*WHAT IS BEING ASKED*: Present the following entries again, word for word and in full.

*RECORDED INFORMATION*:
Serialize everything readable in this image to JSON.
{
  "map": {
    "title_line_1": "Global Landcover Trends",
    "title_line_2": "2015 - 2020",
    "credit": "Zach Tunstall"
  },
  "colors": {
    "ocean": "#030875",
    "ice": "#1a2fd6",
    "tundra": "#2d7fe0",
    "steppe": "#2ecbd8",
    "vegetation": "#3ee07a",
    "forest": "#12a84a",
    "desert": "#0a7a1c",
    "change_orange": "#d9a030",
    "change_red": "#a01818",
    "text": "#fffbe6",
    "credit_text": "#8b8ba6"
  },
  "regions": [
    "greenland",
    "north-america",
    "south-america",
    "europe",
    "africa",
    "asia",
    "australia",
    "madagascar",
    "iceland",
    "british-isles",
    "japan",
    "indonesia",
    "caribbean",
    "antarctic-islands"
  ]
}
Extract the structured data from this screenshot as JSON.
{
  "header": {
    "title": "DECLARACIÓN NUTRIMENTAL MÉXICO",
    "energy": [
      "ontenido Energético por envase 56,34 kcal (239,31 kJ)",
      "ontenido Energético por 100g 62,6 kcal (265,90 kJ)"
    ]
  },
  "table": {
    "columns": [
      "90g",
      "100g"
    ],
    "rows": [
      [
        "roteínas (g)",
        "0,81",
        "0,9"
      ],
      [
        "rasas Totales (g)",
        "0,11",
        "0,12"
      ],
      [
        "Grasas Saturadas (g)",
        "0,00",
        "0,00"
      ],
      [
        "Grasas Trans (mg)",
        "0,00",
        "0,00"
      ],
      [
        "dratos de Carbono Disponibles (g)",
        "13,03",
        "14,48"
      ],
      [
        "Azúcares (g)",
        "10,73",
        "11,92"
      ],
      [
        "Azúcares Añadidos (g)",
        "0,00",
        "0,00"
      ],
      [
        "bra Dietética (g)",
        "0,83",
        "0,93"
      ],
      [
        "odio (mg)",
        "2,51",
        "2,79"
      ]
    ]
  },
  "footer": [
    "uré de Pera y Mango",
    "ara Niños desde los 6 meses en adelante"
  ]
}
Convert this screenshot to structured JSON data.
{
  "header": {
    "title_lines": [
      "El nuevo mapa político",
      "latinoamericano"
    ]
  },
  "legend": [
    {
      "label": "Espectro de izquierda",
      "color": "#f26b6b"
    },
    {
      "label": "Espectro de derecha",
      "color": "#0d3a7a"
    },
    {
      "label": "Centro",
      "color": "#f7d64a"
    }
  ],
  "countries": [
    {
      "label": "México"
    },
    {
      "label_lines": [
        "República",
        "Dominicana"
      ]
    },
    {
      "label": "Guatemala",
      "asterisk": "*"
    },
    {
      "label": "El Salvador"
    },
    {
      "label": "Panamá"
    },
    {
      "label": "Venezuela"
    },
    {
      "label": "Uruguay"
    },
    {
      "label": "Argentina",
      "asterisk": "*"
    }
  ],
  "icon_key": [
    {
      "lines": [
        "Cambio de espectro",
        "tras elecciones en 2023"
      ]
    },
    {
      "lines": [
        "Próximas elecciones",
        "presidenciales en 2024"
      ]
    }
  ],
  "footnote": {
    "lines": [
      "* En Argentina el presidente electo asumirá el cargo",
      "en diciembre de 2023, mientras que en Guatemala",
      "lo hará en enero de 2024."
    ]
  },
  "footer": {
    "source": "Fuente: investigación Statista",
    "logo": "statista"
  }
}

*RESULT FOR THIS EXERCISE*:
Serialize everything readable in this image to JSON.
{
  "map": {
    "title_line_1": "Global Landcover Trends",
    "title_line_2": "2015 - 2020",
    "credit": "Zach Tunstall"
  },
  "colors": {
    "ocean": "#030875",
    "ice": "#1a2fd6",
    "tundra": "#2d7fe0",
    "steppe": "#2ecbd8",
    "vegetation": "#3ee07a",
    "forest": "#12a84a",
    "desert": "#0a7a1c",
    "change_orange": "#d9a030",
    "change_red": "#a01818",
    "text": "#fffbe6",
    "credit_text": "#8b8ba6"
  },
  "regions": [
    "greenland",
    "north-america",
    "south-america",
    "europe",
    "africa",
    "asia",
    "australia",
    "madagascar",
    "iceland",
    "british-isles",
    "japan",
    "indonesia",
    "caribbean",
    "antarctic-islands"
  ]
}
Extract the structured data from this screenshot as JSON.
{
  "header": {
    "title": "DECLARACIÓN NUTRIMENTAL MÉXICO",
    "energy": [
      "ontenido Energético por envase 56,34 kcal (239,31 kJ)",
      "ontenido Energético por 100g 62,6 kcal (265,90 kJ)"
    ]
  },
  "table": {
    "columns": [
      "90g",
      "100g"
    ],
    "rows": [
      [
        "roteínas (g)",
        "0,81",
        "0,9"
      ],
      [
        "rasas Totales (g)",
        "0,11",
        "0,12"
      ],
      [
        "Grasas Saturadas (g)",
        "0,00",
        "0,00"
      ],
      [
        "Grasas Trans (mg)",
        "0,00",
        "0,00"
      ],
      [
        "dratos de Carbono Disponibles (g)",
        "13,03",
        "14,48"
      ],
      [
        "Azúcares (g)",
        "10,73",
        "11,92"
      ],
      [
        "Azúcares Añadidos (g)",
        "0,00",
        "0,00"
      ],
      [
        "bra Dietética (g)",
        "0,83",
        "0,93"
      ],
      [
        "odio (mg)",
        "2,51",
        "2,79"
      ]
    ]
  },
  "footer": [
    "uré de Pera y Mango",
    "ara Niños desde los 6 meses en adelante"
  ]
}
Convert this screenshot to structured JSON data.
{
  "header": {
    "title_lines": [
      "El nuevo mapa político",
      "latinoamericano"
    ]
  },
  "legend": [
    {
      "label": "Espectro de izquierda",
      "color": "#f26b6b"
    },
    {
      "label": "Espectro de derecha",
      "color": "#0d3a7a"
    },
    {
      "label": "Centro",
      "color": "#f7d64a"
    }
  ],
  "countries": [
    {
      "label": "México"
    },
    {
      "label_lines": [
        "República",
        "Dominicana"
      ]
    },
    {
      "label": "Guatemala",
      "asterisk": "*"
    },
    {
      "label": "El Salvador"
    },
    {
      "label": "Panamá"
    },
    {
      "label": "Venezuela"
    },
    {
      "label": "Uruguay"
    },
    {
      "label": "Argentina",
      "asterisk": "*"
    }
  ],
  "icon_key": [
    {
      "lines": [
        "Cambio de espectro",
        "tras elecciones en 2023"
      ]
    },
    {
      "lines": [
        "Próximas elecciones",
        "presidenciales en 2024"
      ]
    }
  ],
  "footnote": {
    "lines": [
      "* En Argentina el presidente electo asumirá el cargo",
      "en diciembre de 2023, mientras que en Guatemala",
      "lo hará en enero de 2024."
    ]
  },
  "footer": {
    "source": "Fuente: investigación Statista",
    "logo": "statista"
  }
}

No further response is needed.